# Document excerpt
★ ★ ★ ★
Tuesday, December 3, 2013

WORM WARS are on their way!!!



 Winter Break is coming. Aside from all the things I look forward to, thinking about this makes me cringe. A school break means most of my students will STOP READING. Not cut back or slow down, but STOP. Through the last few years I have promoted reading logs with almost every incentive imaginable.

Bluntly, if I hear one more time that "I didn't really have a lot of time to read this week...BUT I killed it in Minecraft" I think my head will explode.

This idea woke me up in the middle of the night and it is kind of a last ditch for me. Kids love gross and history shows me (clearly) they don't need or particularly want any more slushies, movie tickets, pizza parties or goodie bags.

So here's the deal: over the break, my Principal and I are splitting the school into two teams. If our school hits a reading goals of 5,000 minutes (20 minutes a day x 5 days a week x 250 students) we will have an assembly on the Friday following Break. At this assembly one of us will eat REAL WORMS.

The kids with the most reading minutes will actually up the gross by adding ketchup, relish, hot sauce, etc to our worm plate. 

Do I want to eat worms? NO NO NO. Aside from hoping it is not my team that comes in last, I REALLY want these kids to READ over break. Consistently. Enough to FINISH some books.

We are rolling out the sign on top this week and not telling the kids details. Those will come next week in some fun Rocky style competition. I have ordered large Engineering prints of the above sign for the Lobby and Library. Here is the simple log they will use over Break.


My husband is REALLY disgusted by this, he does not even discuss it. I will keep you updated on the progress and hopefully will have some super nasty pictures of my Principal eating worms in January!

 



Hour of Code - More Needed Than I Thought

Our Teachers are bringing the Hour of Code to life next week in the classroom. We have combined time in the MacLab as well. This week in the Library it is my job to do an introduction. I have been really surprised by how much of an introduction it has been. So far, I have learned we need the Hour of Code much more than I thought!!

This is a great video that I have been showing. The second video is from www.csedweek.org and our students will watch this in their classrooms This website has grade level activities for online and hands on, it is a fantastic resource!!




Saturday, November 16, 2013

Tis the season to READ

This has to be one of my all time favorite bulletin boards ever. One, it is really beautiful. Last year the chalkboard printables exploded and this was pretty easy to change from "be jolly" to "read". Two, this was SIMPLE. Black paper and a white chalkboard marker and voila!


Thursday, November 14, 2013

SKYPING with the ONE and ONLY Tom Angleberger





It happened SO fast that I did not have time to get  nervous. I saw a quick tweet announcing that THE Tom Angleberger had a few spots left in his FREE SKYPE day!. After a quick exchange of tweets it was set: a 25 minute session where Tom would share details of new books with my kids, lead them in origami AND do a  Q & A!
★ ★ ★ ★
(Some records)
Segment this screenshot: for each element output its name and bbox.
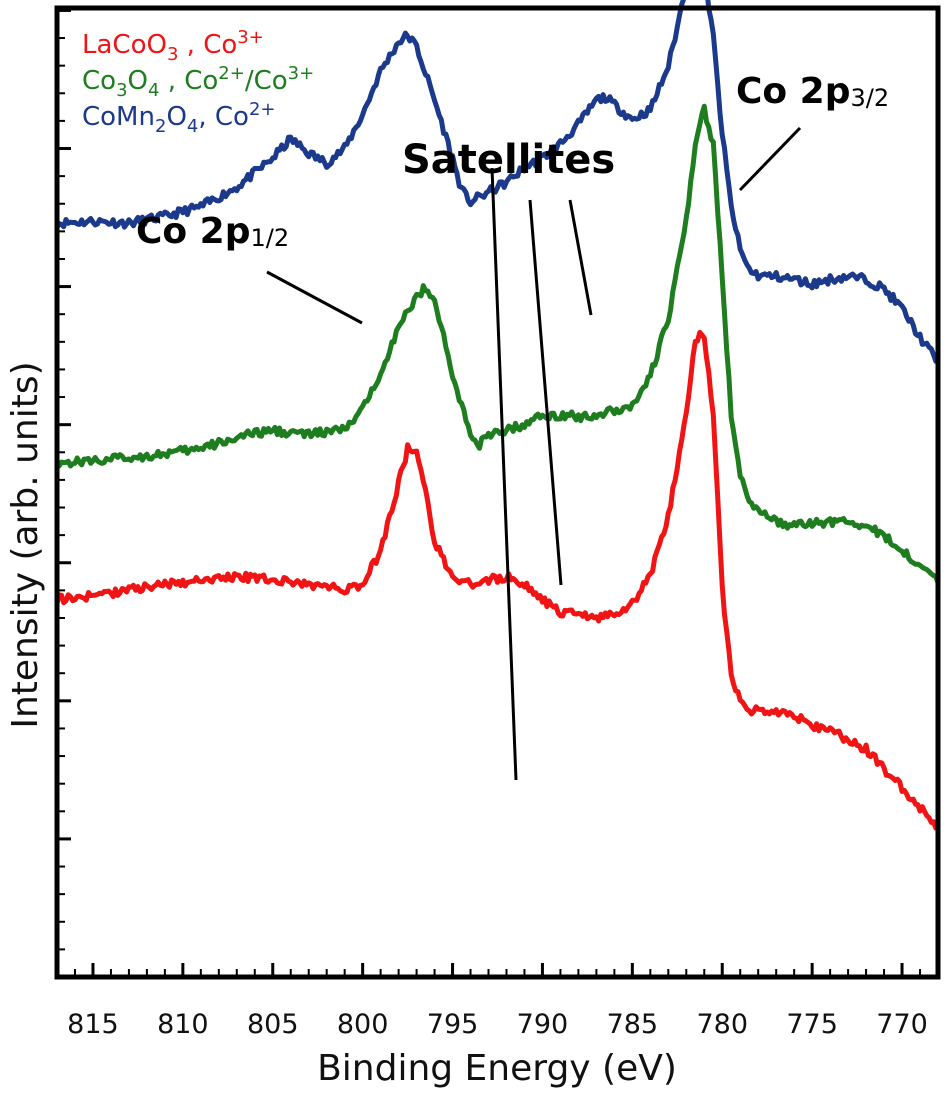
leader-satellite-2: [528, 199, 563, 586]
annotation-co2p12: Co 2p1/2: [136, 211, 289, 252]
annotation-leader-lines: [266, 126, 802, 781]
legend-entry-co3o4: Co3O4 , Co2+/Co3+: [82, 63, 314, 101]
x-tick-label: 785: [607, 1009, 659, 1040]
x-tick-label: 810: [157, 1009, 209, 1040]
x-axis-ticks: [56, 963, 939, 977]
annotation-satellites-main: Satellites: [402, 137, 615, 183]
legend-entry-comn2o4: CoMn2O4, Co2+: [82, 99, 276, 137]
leader-satellite-3: [568, 199, 593, 316]
x-axis-title: Binding Energy (eV): [317, 1048, 677, 1089]
y-axis-ticks: [57, 8, 71, 979]
x-axis-tick-labels: 815 810 805 800 795 790 785 780 775 770: [67, 1009, 928, 1040]
series-layer: [54, 0, 941, 831]
x-tick-label: 775: [786, 1009, 838, 1040]
leader-co2p32: [738, 126, 802, 192]
x-tick-label: 805: [247, 1009, 299, 1040]
legend: LaCoO3 , Co3+Co3O4 , Co2+/Co3+CoMn2O4, C…: [82, 27, 314, 137]
annotation-co2p12-sub: 1/2: [251, 224, 290, 252]
annotation-satellites: Satellites: [402, 137, 615, 183]
x-tick-label: 780: [696, 1009, 748, 1040]
x-tick-label: 815: [67, 1009, 119, 1040]
leader-satellite-1: [490, 167, 518, 781]
series-line-comn2o4: [54, 0, 940, 364]
x-tick-label: 795: [427, 1009, 479, 1040]
x-tick-label: 770: [876, 1009, 928, 1040]
series-line-co3o4: [55, 103, 941, 584]
annotation-co2p32-main: Co 2p: [736, 71, 851, 112]
annotation-co2p32: Co 2p3/2: [736, 71, 889, 112]
x-tick-label: 790: [517, 1009, 569, 1040]
leader-co2p12: [266, 270, 363, 325]
series-line-lacoo3: [54, 329, 940, 831]
legend-entry-lacoo3: LaCoO3 , Co3+: [82, 27, 264, 65]
y-axis-title: Intensity (arb. units): [5, 361, 46, 728]
annotation-co2p12-main: Co 2p: [136, 211, 251, 252]
plot-frame: [54, 5, 941, 980]
x-tick-label: 800: [337, 1009, 389, 1040]
annotation-co2p32-sub: 3/2: [851, 84, 890, 112]
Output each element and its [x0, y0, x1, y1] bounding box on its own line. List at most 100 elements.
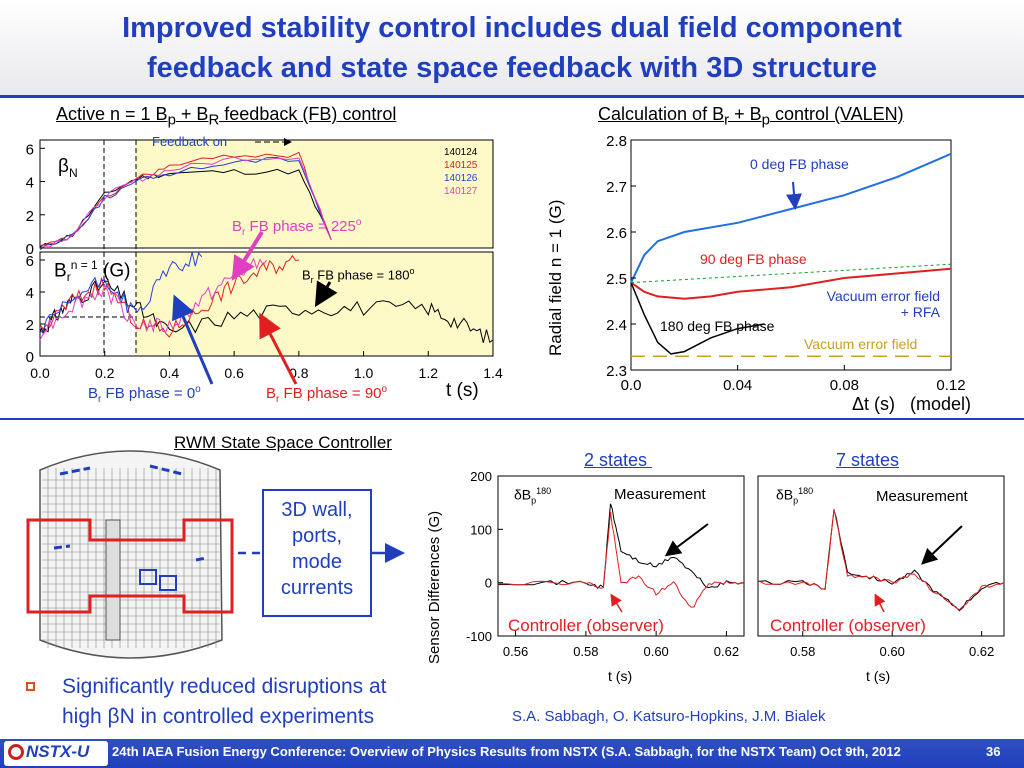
★ ★ ★ ★
# What to work on
1. Set down the part of the blog post starting at "Winter Break is" and ending at "every incentive imaginable.", word for word.
2. In the listing, swap "Binding Energy (eV)" for "Binding Energy in eV" in the lines starting at the one containing "leader-satellite-2: [528, 199, 563, 586]" and ending at the one containing "legend-entry-lacoo3: LaCoO3 , Co3+: [82, 27, 264, 65]". Give back only those lines, with nothing else changed.

# Responses by task
1.
Winter Break is coming. Aside from all the things I look forward to, thinking about this makes me cringe. A school break means most of my students will STOP READING. Not cut back or slow down, but STOP. Through the last few years I have promoted reading logs with almost every incentive imaginable.

2.
leader-satellite-2: [528, 199, 563, 586]
annotation-co2p12: Co 2p1/2: [136, 211, 289, 252]
annotation-leader-lines: [266, 126, 802, 781]
legend-entry-co3o4: Co3O4 , Co2+/Co3+: [82, 63, 314, 101]
x-tick-label: 785: [607, 1009, 659, 1040]
x-tick-label: 810: [157, 1009, 209, 1040]
x-axis-ticks: [56, 963, 939, 977]
annotation-satellites-main: Satellites: [402, 137, 615, 183]
legend-entry-comn2o4: CoMn2O4, Co2+: [82, 99, 276, 137]
leader-satellite-3: [568, 199, 593, 316]
x-axis-title: Binding Energy in eV: [317, 1048, 677, 1089]
y-axis-ticks: [57, 8, 71, 979]
x-axis-tick-labels: 815 810 805 800 795 790 785 780 775 770: [67, 1009, 928, 1040]
series-layer: [54, 0, 941, 831]
x-tick-label: 775: [786, 1009, 838, 1040]
leader-co2p32: [738, 126, 802, 192]
x-tick-label: 805: [247, 1009, 299, 1040]
legend: LaCoO3 , Co3+Co3O4 , Co2+/Co3+CoMn2O4, C…: [82, 27, 314, 137]
annotation-co2p12-sub: 1/2: [251, 224, 290, 252]
annotation-satellites: Satellites: [402, 137, 615, 183]
x-tick-label: 780: [696, 1009, 748, 1040]
x-tick-label: 815: [67, 1009, 119, 1040]
leader-satellite-1: [490, 167, 518, 781]
series-line-comn2o4: [54, 0, 940, 364]
x-tick-label: 795: [427, 1009, 479, 1040]
x-tick-label: 770: [876, 1009, 928, 1040]
series-line-co3o4: [55, 103, 941, 584]
annotation-co2p32-main: Co 2p: [736, 71, 851, 112]
annotation-co2p32: Co 2p3/2: [736, 71, 889, 112]
x-tick-label: 790: [517, 1009, 569, 1040]
leader-co2p12: [266, 270, 363, 325]
series-line-lacoo3: [54, 329, 940, 831]
legend-entry-lacoo3: LaCoO3 , Co3+: [82, 27, 264, 65]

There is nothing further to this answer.